Wherever the string "wniosek" appears in the listing, copy that line.

-- start of Extracted records --

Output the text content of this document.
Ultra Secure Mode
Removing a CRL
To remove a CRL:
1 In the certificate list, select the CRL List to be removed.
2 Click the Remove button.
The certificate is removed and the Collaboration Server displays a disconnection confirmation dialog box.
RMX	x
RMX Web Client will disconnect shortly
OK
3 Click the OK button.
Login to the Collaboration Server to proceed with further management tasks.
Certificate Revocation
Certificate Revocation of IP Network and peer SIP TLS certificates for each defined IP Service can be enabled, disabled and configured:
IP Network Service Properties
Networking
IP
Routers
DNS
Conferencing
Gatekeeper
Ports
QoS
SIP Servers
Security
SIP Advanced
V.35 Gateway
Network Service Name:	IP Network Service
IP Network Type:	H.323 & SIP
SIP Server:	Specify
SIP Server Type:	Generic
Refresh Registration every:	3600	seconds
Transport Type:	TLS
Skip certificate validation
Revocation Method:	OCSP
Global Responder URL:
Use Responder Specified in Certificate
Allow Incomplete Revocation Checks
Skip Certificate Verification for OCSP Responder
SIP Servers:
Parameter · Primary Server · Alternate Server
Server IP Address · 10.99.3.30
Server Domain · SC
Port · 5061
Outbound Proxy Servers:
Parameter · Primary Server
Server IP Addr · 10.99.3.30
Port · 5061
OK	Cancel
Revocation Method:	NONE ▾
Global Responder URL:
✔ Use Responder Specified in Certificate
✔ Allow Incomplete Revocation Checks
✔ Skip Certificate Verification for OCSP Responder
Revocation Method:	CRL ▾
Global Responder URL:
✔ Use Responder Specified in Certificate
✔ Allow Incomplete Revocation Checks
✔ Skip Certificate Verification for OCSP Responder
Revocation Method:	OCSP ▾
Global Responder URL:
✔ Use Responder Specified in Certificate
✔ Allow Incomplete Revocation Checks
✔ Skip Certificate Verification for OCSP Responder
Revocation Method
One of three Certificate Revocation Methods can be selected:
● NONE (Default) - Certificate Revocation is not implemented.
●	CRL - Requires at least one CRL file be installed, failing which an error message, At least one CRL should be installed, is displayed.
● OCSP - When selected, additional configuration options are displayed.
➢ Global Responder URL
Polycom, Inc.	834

-- end of Extracted records --
-- start of Extracted records --

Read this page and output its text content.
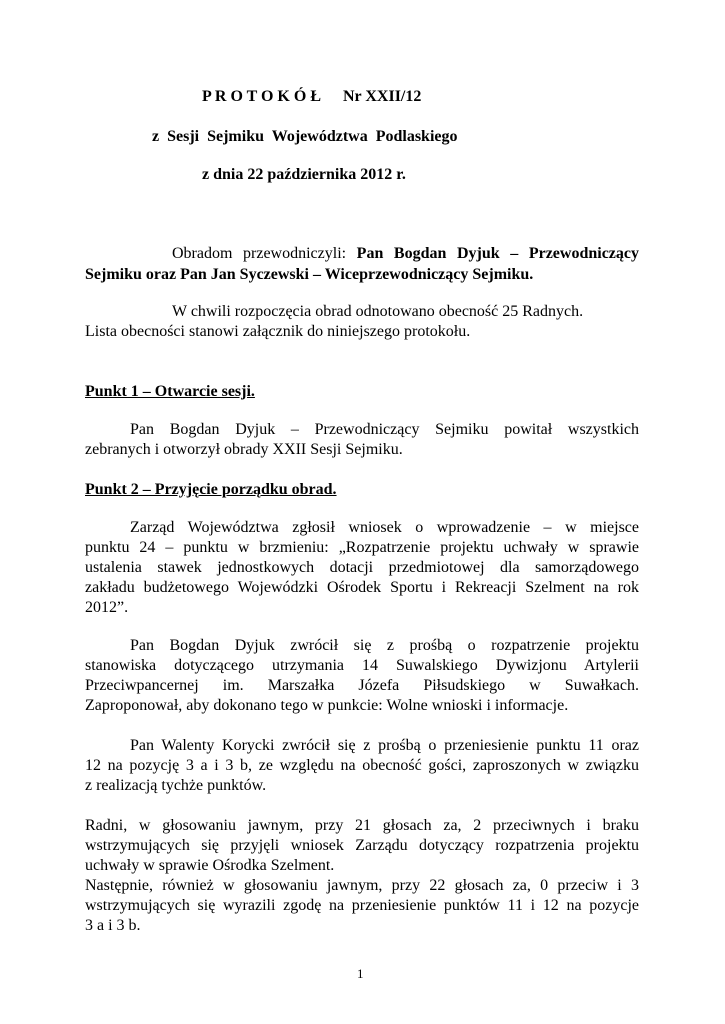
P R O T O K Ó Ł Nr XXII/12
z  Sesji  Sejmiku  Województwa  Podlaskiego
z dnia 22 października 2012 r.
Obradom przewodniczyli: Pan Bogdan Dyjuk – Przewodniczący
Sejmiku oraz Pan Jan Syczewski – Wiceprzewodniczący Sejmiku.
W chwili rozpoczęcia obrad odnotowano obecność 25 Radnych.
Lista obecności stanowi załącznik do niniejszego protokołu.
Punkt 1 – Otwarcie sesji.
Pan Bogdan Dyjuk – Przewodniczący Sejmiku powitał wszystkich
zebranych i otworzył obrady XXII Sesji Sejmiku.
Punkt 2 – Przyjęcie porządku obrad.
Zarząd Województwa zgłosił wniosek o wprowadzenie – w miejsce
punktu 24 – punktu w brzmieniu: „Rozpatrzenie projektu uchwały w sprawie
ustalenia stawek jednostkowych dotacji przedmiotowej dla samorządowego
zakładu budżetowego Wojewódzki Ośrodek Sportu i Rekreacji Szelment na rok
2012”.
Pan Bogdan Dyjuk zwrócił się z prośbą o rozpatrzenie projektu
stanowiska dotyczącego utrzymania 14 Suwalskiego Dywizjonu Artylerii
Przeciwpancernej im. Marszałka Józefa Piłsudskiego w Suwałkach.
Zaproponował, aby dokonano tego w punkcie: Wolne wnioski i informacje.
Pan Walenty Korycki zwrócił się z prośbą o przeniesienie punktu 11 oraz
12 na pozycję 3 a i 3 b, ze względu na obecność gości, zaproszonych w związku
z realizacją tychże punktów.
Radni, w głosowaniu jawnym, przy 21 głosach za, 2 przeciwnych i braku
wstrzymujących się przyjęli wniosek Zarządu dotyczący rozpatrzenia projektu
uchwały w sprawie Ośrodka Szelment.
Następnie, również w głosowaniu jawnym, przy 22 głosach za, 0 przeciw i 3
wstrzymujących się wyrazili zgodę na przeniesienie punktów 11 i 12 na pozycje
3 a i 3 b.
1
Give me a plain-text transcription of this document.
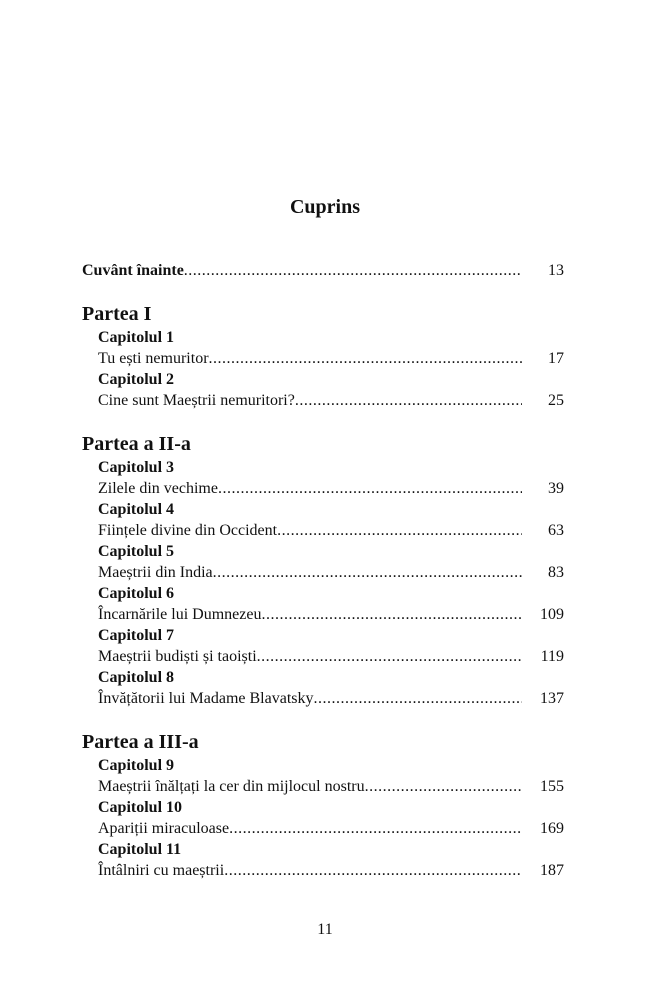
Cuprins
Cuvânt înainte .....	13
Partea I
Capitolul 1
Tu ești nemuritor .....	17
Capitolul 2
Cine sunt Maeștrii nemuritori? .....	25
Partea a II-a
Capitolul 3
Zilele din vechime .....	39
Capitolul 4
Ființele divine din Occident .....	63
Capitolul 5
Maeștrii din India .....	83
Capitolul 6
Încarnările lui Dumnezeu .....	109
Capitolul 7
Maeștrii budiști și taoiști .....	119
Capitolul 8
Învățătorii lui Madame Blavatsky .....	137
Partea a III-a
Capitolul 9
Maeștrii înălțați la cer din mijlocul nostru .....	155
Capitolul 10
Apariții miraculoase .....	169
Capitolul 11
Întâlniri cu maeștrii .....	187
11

-- end of Extracted records --
-- start of Extracted records --

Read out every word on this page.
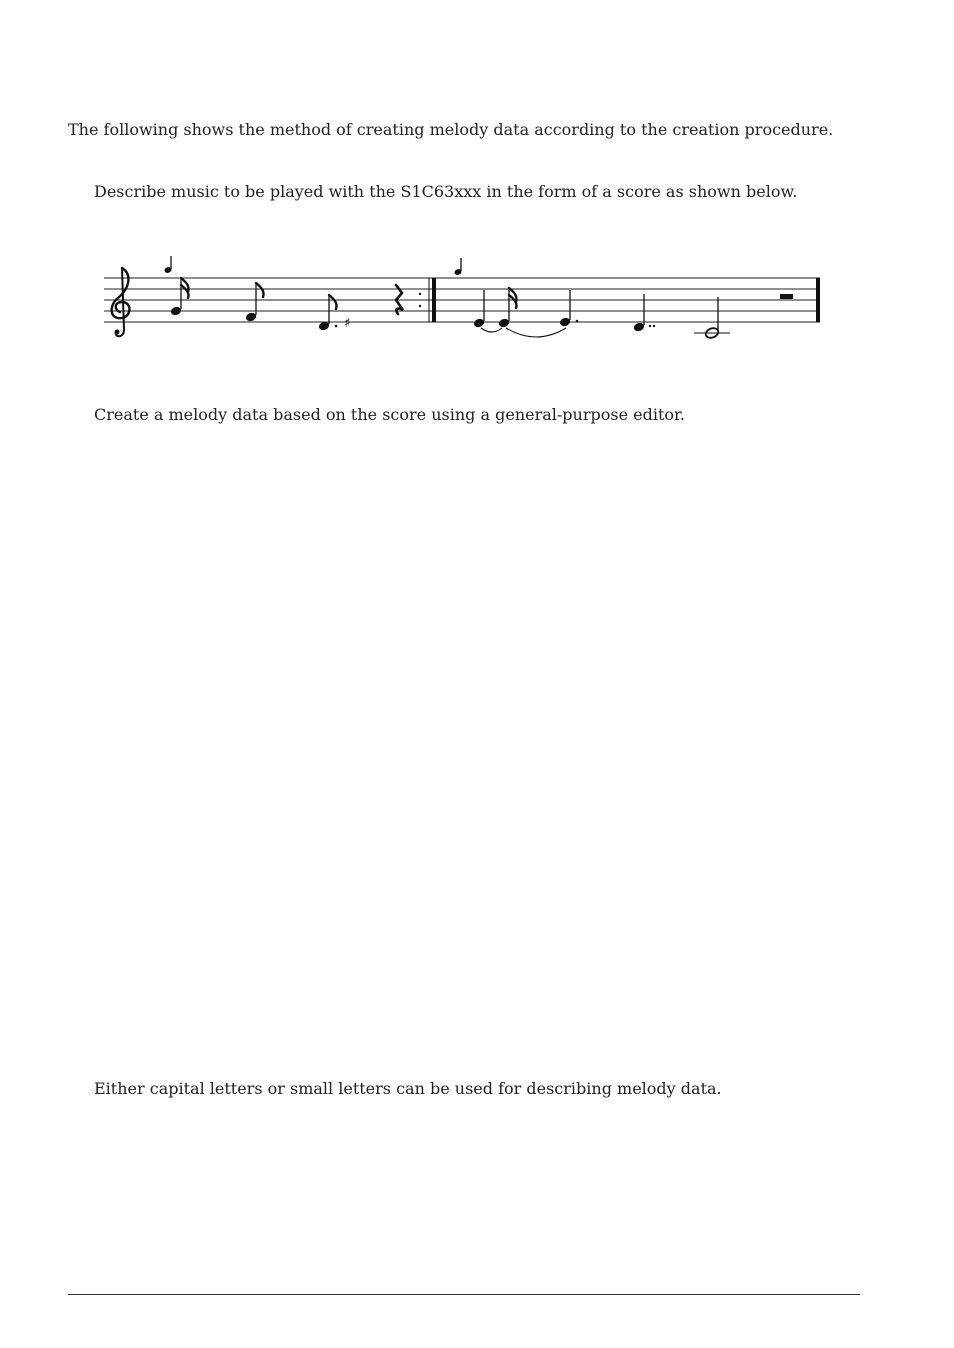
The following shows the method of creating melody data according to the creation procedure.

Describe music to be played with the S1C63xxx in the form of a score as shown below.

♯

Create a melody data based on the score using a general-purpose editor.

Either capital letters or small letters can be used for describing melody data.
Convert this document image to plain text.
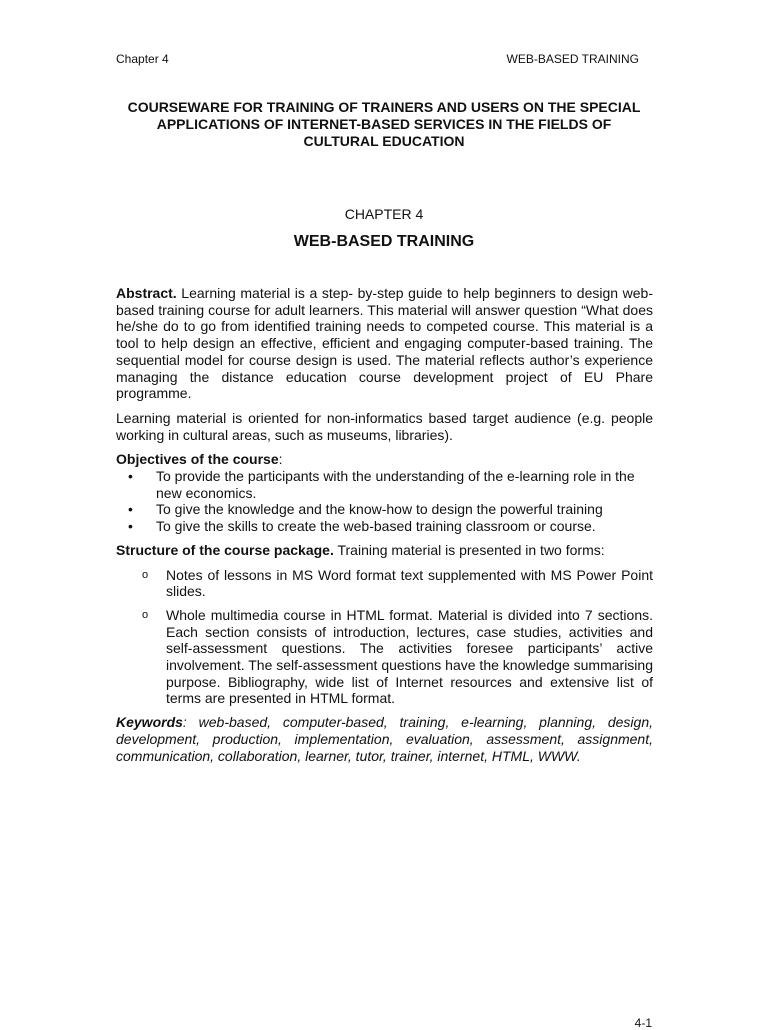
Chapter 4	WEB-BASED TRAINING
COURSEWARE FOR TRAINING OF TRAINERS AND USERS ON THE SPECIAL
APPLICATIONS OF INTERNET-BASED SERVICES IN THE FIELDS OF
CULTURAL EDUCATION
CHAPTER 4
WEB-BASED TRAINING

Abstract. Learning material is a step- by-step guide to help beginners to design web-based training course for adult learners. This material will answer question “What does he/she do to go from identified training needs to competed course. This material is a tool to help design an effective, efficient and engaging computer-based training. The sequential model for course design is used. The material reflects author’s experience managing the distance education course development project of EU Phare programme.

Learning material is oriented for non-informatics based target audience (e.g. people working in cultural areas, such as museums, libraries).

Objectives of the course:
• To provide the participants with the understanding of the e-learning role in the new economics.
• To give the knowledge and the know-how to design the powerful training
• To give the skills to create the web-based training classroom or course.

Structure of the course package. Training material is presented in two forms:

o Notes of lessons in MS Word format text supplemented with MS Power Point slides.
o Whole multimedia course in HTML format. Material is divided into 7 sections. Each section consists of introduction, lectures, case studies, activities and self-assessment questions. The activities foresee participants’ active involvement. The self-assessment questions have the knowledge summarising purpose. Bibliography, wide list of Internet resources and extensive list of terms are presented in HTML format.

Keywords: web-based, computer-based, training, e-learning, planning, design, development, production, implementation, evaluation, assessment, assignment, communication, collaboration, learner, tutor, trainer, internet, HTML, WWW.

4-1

-- end of Extracted records --

_Solution below_
Zarząd Województwa zgłosił wniosek o wprowadzenie – w miejsce
wstrzymujących się przyjęli wniosek Zarządu dotyczący rozpatrzenia projektu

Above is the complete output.